### THE REQUEST
All entries should be output exactly as they stand.
====== DATA ROWS
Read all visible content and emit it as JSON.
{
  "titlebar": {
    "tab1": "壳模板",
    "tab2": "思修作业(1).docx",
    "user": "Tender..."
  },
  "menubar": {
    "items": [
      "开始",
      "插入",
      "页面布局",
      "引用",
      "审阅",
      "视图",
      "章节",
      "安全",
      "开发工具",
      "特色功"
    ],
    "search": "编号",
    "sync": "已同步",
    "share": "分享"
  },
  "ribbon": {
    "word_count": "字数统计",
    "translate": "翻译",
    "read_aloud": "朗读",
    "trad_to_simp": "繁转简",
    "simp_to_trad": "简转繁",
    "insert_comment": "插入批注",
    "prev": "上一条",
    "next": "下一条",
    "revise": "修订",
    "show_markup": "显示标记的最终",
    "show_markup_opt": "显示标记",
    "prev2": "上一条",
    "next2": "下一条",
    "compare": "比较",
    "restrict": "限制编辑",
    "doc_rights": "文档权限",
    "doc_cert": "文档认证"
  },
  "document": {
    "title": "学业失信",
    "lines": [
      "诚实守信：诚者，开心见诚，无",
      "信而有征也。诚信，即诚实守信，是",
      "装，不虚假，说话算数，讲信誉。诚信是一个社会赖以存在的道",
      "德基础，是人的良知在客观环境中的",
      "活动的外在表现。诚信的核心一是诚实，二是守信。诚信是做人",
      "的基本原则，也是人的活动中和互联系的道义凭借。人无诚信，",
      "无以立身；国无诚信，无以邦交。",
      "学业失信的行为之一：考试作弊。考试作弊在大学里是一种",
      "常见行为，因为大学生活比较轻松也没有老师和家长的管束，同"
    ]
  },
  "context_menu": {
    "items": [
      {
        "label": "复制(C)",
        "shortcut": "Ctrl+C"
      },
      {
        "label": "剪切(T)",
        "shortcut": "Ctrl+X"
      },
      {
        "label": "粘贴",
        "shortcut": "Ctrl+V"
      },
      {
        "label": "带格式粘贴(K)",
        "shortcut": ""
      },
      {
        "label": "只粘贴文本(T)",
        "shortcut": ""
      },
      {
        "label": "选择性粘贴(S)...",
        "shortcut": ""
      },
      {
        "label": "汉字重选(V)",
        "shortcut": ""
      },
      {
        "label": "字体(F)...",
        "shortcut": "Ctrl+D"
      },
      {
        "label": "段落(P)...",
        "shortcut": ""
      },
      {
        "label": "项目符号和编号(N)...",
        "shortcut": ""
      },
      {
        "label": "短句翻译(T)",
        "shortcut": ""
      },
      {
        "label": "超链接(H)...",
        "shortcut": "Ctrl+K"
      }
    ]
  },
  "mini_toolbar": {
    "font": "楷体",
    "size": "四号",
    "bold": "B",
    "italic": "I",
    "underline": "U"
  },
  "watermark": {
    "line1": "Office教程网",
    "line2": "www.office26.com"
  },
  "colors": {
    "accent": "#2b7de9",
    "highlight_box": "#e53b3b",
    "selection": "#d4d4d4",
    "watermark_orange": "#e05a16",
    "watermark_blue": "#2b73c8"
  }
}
============
### TASK RESPONSE
Read all visible content and emit it as JSON.
{
  "titlebar": {
    "tab1": "壳模板",
    "tab2": "思修作业(1).docx",
    "user": "Tender..."
  },
  "menubar": {
    "items": [
      "开始",
      "插入",
      "页面布局",
      "引用",
      "审阅",
      "视图",
      "章节",
      "安全",
      "开发工具",
      "特色功"
    ],
    "search": "编号",
    "sync": "已同步",
    "share": "分享"
  },
  "ribbon": {
    "word_count": "字数统计",
    "translate": "翻译",
    "read_aloud": "朗读",
    "trad_to_simp": "繁转简",
    "simp_to_trad": "简转繁",
    "insert_comment": "插入批注",
    "prev": "上一条",
    "next": "下一条",
    "revise": "修订",
    "show_markup": "显示标记的最终",
    "show_markup_opt": "显示标记",
    "prev2": "上一条",
    "next2": "下一条",
    "compare": "比较",
    "restrict": "限制编辑",
    "doc_rights": "文档权限",
    "doc_cert": "文档认证"
  },
  "document": {
    "title": "学业失信",
    "lines": [
      "诚实守信：诚者，开心见诚，无",
      "信而有征也。诚信，即诚实守信，是",
      "装，不虚假，说话算数，讲信誉。诚信是一个社会赖以存在的道",
      "德基础，是人的良知在客观环境中的",
      "活动的外在表现。诚信的核心一是诚实，二是守信。诚信是做人",
      "的基本原则，也是人的活动中和互联系的道义凭借。人无诚信，",
      "无以立身；国无诚信，无以邦交。",
      "学业失信的行为之一：考试作弊。考试作弊在大学里是一种",
      "常见行为，因为大学生活比较轻松也没有老师和家长的管束，同"
    ]
  },
  "context_menu": {
    "items": [
      {
        "label": "复制(C)",
        "shortcut": "Ctrl+C"
      },
      {
        "label": "剪切(T)",
        "shortcut": "Ctrl+X"
      },
      {
        "label": "粘贴",
        "shortcut": "Ctrl+V"
      },
      {
        "label": "带格式粘贴(K)",
        "shortcut": ""
      },
      {
        "label": "只粘贴文本(T)",
        "shortcut": ""
      },
      {
        "label": "选择性粘贴(S)...",
        "shortcut": ""
      },
      {
        "label": "汉字重选(V)",
        "shortcut": ""
      },
      {
        "label": "字体(F)...",
        "shortcut": "Ctrl+D"
      },
      {
        "label": "段落(P)...",
        "shortcut": ""
      },
      {
        "label": "项目符号和编号(N)...",
        "shortcut": ""
      },
      {
        "label": "短句翻译(T)",
        "shortcut": ""
      },
      {
        "label": "超链接(H)...",
        "shortcut": "Ctrl+K"
      }
    ]
  },
  "mini_toolbar": {
    "font": "楷体",
    "size": "四号",
    "bold": "B",
    "italic": "I",
    "underline": "U"
  },
  "watermark": {
    "line1": "Office教程网",
    "line2": "www.office26.com"
  },
  "colors": {
    "accent": "#2b7de9",
    "highlight_box": "#e53b3b",
    "selection": "#d4d4d4",
    "watermark_orange": "#e05a16",
    "watermark_blue": "#2b73c8"
  }
}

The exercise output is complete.